(Stored data)
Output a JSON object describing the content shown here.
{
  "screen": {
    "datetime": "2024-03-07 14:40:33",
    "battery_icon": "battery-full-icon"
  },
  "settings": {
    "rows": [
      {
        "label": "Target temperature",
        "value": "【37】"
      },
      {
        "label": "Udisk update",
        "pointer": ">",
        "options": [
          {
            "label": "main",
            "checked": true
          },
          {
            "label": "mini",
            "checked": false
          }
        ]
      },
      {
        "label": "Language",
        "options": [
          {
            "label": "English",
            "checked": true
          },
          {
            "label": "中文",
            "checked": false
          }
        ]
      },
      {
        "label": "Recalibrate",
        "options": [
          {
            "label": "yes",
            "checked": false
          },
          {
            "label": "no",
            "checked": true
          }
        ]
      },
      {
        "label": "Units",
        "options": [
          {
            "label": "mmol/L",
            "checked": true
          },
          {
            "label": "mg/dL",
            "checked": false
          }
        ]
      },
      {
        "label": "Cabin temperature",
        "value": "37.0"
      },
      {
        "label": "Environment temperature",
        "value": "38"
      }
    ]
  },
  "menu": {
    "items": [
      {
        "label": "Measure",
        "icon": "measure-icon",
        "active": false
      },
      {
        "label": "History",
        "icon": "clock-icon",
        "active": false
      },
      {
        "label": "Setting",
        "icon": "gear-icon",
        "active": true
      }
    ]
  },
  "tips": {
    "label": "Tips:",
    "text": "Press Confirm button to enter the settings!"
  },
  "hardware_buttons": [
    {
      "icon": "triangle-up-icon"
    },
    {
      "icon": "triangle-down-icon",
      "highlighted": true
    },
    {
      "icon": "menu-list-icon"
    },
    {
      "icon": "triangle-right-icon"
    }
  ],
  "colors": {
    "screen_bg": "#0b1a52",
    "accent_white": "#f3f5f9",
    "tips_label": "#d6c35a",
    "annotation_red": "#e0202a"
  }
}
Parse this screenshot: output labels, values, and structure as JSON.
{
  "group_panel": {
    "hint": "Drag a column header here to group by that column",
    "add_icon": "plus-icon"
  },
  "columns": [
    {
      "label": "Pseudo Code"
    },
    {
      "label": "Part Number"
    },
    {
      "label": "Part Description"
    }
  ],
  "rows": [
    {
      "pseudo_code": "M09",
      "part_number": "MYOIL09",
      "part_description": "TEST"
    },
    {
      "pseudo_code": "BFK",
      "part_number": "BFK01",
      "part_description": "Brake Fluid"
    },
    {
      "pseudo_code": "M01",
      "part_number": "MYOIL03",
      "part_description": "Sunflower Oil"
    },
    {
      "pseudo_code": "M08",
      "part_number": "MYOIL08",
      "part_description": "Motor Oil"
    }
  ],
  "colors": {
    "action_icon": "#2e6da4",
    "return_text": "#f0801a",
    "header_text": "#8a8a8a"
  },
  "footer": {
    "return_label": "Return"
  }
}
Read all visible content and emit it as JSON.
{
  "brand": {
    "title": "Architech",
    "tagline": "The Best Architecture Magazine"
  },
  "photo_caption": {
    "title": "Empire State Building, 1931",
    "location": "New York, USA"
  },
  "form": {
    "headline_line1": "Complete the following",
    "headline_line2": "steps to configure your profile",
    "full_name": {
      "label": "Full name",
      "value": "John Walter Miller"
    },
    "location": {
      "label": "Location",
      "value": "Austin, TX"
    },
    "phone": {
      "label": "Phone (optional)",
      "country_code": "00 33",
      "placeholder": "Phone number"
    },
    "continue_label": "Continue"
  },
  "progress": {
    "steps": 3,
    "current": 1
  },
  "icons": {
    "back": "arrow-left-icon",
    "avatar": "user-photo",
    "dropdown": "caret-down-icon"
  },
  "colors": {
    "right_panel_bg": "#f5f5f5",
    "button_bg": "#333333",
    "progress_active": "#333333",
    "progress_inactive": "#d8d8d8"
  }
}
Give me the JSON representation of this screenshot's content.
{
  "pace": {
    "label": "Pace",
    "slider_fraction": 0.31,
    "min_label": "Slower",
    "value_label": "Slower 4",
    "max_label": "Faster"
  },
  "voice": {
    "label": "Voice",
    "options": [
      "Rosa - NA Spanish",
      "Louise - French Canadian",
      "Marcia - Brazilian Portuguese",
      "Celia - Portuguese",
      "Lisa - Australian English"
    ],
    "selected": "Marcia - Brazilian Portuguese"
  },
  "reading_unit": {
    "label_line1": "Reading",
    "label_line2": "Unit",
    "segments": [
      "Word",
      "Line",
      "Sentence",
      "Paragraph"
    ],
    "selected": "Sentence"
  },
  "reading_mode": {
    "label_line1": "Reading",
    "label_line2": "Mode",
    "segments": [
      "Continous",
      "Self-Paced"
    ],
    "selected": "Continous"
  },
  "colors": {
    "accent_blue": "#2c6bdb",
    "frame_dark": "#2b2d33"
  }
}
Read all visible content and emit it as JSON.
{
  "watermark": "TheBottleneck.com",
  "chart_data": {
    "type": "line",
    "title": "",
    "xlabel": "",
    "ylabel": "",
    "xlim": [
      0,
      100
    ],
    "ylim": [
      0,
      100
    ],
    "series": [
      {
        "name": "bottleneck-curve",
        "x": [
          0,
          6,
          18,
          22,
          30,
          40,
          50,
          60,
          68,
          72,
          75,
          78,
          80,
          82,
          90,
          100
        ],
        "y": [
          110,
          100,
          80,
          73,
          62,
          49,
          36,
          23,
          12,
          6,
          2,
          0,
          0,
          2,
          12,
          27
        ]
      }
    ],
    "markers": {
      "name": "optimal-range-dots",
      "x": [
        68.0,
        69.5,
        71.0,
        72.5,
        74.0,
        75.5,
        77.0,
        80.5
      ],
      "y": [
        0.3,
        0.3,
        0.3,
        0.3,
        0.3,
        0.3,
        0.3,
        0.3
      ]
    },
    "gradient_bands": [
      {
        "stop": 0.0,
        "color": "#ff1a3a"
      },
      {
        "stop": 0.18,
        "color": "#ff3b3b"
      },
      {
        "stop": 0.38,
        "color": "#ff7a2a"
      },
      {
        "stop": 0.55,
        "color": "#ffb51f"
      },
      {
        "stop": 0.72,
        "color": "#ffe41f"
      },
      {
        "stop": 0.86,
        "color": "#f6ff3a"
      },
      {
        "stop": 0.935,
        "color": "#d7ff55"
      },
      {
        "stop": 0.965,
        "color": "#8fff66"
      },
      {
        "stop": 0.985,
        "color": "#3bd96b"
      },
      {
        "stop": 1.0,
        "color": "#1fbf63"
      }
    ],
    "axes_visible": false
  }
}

• **PROBLEM DETAILS**:
Only the number is wanted: how many lines in the data include the word "title"?

• **RESPONSE FOR THIS EXERCISE**:
3